## Written problem
Filter the entries below, keeping every line that has the word "FRANCE".
──────── Material provided
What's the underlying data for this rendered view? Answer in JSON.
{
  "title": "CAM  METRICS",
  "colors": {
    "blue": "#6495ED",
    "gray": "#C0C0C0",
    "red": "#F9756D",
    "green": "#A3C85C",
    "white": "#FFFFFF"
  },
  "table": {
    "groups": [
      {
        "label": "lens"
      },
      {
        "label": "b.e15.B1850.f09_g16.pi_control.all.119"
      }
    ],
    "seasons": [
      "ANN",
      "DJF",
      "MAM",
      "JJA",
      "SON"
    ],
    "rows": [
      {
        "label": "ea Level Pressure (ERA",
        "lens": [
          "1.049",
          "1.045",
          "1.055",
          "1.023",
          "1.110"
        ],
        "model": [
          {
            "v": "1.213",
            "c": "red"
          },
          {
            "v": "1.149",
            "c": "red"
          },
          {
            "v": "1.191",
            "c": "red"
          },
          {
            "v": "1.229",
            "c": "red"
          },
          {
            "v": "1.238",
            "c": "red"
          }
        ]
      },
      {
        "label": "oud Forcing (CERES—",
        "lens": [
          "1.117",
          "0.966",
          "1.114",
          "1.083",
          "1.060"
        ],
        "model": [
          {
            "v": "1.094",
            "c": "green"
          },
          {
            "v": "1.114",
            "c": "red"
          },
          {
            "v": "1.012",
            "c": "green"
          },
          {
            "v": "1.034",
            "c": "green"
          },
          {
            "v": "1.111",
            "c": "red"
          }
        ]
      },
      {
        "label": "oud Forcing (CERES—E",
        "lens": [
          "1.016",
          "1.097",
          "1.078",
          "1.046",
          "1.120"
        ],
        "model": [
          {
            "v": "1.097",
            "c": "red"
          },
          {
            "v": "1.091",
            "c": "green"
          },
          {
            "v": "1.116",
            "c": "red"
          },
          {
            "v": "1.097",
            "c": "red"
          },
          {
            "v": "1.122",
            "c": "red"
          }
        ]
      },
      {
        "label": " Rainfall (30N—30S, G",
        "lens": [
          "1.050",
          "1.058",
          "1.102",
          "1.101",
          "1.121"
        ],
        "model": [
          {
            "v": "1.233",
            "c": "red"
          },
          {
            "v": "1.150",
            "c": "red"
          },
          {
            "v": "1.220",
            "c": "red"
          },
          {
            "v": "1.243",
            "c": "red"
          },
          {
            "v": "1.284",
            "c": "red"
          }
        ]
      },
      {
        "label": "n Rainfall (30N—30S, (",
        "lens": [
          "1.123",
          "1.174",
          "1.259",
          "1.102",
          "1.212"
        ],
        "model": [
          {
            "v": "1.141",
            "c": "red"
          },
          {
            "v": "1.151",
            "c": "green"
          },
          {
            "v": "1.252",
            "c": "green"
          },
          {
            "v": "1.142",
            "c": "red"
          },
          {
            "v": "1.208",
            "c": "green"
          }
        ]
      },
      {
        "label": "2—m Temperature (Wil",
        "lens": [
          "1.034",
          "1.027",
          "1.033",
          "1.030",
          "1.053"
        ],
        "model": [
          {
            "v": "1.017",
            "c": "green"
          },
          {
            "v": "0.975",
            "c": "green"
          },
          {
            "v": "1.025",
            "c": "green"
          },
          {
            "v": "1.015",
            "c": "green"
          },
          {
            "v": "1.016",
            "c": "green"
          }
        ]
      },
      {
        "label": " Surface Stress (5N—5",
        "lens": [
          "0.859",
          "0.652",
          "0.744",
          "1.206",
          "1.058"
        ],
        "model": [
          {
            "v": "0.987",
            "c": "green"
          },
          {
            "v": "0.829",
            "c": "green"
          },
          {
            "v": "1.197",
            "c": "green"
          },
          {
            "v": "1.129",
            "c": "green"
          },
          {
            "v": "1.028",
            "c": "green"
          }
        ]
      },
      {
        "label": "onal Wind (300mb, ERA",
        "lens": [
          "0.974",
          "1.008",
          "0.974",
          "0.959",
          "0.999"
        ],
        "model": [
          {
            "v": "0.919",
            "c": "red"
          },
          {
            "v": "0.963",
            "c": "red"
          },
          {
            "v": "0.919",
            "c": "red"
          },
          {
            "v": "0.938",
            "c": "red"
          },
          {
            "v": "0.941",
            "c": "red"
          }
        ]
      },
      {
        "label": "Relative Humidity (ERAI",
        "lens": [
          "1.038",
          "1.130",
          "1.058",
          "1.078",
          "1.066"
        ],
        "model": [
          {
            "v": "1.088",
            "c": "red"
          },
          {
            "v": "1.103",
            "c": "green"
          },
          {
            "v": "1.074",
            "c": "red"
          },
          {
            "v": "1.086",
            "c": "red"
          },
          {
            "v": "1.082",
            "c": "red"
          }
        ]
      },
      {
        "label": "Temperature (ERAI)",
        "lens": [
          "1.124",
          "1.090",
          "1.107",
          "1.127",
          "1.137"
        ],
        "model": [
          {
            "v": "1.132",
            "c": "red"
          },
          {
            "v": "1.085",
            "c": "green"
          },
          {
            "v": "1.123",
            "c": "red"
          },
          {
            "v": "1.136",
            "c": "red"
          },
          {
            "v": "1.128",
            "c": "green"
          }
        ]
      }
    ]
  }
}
────────────────
──────── Material provided
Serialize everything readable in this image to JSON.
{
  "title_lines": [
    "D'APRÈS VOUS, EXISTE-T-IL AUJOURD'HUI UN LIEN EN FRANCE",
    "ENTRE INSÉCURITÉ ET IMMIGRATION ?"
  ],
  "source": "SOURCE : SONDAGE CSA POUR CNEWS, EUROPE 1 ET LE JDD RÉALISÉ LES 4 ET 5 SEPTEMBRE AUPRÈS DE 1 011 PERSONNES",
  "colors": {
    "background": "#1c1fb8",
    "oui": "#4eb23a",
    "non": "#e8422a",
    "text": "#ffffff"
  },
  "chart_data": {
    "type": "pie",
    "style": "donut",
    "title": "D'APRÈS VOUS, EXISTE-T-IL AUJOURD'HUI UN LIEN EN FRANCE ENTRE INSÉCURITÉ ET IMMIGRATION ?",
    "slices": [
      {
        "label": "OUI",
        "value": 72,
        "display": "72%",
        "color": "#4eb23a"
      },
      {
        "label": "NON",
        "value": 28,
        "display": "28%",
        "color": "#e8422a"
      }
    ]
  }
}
────────────────
## Solved problem
    "D'APRÈS VOUS, EXISTE-T-IL AUJOURD'HUI UN LIEN EN FRANCE",
    "title": "D'APRÈS VOUS, EXISTE-T-IL AUJOURD'HUI UN LIEN EN FRANCE ENTRE INSÉCURITÉ ET IMMIGRATION ?",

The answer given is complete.